GOAL
Where a line in the listing below contains the word "from", copy that line.

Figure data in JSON
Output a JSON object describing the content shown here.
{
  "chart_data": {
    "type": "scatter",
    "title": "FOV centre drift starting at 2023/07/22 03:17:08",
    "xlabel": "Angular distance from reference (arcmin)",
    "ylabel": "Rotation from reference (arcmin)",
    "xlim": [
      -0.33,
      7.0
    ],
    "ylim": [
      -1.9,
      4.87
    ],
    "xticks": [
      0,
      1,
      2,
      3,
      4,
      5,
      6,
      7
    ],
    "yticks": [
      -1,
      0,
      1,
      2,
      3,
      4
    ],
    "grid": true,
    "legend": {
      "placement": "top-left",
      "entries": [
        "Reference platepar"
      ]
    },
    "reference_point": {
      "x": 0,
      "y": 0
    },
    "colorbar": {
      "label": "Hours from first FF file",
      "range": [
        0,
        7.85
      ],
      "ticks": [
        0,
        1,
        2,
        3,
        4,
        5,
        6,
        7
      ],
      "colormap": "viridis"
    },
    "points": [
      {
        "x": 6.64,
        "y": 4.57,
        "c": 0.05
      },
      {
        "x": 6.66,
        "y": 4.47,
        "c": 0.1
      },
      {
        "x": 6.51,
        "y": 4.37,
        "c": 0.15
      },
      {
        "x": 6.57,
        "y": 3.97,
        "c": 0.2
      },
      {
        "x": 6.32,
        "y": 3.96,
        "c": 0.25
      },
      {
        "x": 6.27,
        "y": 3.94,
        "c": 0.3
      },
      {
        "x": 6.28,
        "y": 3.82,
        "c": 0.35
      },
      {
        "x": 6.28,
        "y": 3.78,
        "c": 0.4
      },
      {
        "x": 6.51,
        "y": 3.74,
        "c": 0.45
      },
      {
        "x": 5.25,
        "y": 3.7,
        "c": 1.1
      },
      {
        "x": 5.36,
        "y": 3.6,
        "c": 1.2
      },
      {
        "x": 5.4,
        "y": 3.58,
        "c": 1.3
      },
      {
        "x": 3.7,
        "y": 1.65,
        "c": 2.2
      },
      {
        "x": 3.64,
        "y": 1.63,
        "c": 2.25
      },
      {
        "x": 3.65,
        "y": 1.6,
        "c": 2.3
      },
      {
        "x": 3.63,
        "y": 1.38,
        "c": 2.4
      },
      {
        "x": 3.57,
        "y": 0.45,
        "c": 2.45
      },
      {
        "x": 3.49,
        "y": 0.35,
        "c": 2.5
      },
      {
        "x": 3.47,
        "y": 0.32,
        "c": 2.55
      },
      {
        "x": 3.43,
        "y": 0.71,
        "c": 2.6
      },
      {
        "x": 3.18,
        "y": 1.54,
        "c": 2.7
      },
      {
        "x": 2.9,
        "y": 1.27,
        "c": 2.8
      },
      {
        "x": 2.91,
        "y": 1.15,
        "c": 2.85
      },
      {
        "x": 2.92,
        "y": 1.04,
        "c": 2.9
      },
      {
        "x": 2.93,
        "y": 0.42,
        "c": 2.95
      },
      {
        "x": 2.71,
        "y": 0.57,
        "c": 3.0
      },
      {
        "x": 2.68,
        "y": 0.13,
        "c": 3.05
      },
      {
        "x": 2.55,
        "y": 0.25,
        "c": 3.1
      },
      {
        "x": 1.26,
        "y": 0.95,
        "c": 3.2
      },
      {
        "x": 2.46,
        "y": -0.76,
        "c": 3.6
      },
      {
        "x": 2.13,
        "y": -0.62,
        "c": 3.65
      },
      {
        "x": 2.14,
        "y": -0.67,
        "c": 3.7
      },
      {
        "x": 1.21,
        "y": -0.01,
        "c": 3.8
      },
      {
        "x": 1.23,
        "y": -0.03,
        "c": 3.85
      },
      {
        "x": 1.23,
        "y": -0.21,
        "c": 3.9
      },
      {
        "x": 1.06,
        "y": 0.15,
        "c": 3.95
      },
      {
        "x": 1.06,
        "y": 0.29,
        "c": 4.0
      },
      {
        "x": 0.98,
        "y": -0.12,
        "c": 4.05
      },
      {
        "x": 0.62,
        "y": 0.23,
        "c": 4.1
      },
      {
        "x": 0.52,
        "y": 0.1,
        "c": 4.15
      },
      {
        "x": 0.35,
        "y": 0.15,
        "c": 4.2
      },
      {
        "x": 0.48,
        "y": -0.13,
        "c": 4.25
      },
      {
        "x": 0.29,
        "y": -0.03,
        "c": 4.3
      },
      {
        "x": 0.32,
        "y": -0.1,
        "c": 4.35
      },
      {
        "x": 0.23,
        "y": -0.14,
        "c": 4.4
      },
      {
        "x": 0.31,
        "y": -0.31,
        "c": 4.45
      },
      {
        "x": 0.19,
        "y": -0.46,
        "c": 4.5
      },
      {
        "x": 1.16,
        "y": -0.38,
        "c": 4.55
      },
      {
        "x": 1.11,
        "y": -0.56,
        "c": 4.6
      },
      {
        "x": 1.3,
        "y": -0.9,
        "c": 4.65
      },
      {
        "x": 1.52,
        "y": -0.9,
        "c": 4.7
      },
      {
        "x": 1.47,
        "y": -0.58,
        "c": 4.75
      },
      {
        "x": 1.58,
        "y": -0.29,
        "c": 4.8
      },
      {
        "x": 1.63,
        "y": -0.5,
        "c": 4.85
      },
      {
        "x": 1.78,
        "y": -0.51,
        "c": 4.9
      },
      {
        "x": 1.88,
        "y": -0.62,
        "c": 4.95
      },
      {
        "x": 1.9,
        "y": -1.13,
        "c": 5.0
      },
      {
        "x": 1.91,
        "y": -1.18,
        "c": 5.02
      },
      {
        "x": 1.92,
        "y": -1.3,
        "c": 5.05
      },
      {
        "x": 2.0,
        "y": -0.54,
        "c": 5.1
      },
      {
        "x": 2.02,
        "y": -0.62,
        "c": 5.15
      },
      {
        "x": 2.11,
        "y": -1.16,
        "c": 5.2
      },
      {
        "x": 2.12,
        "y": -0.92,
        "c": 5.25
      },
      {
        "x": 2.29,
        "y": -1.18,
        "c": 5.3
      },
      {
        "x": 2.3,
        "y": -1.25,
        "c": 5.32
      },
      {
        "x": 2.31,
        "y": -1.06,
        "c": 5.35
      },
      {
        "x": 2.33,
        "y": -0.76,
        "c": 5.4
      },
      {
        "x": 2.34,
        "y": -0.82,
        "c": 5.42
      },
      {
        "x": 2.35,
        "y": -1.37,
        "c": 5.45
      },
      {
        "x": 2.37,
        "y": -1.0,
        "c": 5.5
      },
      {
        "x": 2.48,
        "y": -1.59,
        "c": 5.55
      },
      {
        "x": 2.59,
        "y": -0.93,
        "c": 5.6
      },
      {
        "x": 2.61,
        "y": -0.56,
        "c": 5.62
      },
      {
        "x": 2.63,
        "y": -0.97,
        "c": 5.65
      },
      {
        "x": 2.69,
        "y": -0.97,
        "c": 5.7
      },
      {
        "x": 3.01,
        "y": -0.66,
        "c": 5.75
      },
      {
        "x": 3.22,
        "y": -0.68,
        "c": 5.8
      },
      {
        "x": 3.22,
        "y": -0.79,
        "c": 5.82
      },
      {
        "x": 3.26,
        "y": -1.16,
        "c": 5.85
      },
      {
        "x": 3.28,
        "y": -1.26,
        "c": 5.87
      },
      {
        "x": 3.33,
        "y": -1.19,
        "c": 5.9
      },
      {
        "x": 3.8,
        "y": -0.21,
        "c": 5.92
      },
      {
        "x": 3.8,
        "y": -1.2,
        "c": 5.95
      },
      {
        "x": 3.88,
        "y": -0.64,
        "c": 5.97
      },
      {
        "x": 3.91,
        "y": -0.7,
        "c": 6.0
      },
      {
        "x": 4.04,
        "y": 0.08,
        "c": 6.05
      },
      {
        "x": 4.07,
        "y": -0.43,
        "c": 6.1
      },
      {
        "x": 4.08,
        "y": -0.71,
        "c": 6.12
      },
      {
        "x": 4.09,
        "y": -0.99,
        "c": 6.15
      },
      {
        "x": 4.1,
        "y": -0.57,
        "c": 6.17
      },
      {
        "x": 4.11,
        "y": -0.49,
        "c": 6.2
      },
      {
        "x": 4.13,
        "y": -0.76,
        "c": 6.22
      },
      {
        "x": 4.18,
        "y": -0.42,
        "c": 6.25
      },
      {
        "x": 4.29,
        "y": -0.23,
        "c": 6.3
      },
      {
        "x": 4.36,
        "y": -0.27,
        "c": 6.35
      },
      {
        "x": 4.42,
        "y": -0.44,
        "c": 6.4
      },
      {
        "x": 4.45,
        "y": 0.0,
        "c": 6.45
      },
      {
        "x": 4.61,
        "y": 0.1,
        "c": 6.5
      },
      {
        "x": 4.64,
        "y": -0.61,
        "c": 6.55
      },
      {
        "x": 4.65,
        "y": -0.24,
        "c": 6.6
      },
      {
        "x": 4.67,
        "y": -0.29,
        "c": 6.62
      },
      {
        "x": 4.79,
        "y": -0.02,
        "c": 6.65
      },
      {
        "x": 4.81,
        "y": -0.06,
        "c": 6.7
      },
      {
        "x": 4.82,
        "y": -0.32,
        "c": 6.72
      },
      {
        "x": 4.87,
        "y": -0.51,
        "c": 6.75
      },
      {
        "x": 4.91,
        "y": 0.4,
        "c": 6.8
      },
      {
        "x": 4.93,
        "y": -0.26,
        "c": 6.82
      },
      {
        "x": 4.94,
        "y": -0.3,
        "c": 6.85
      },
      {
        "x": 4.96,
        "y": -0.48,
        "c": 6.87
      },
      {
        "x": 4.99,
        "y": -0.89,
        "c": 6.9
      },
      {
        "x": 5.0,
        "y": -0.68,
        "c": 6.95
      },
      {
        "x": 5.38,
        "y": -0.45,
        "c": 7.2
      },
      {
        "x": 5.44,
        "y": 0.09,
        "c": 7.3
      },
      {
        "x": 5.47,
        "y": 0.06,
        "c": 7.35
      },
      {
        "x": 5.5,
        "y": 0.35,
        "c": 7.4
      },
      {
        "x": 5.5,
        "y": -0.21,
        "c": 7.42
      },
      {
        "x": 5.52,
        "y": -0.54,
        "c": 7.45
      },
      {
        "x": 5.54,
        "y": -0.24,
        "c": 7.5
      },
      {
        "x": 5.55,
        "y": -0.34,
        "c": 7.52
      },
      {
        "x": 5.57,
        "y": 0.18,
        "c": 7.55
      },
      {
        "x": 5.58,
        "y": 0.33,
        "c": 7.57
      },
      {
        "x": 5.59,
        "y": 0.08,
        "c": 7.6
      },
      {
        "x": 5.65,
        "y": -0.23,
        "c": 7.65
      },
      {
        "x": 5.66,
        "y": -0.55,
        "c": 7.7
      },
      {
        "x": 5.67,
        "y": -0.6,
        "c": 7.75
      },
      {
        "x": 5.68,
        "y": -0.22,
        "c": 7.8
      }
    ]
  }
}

WRITTEN ANSWER
    "xlabel": "Angular distance from reference (arcmin)",
    "ylabel": "Rotation from reference (arcmin)",
      "label": "Hours from first FF file",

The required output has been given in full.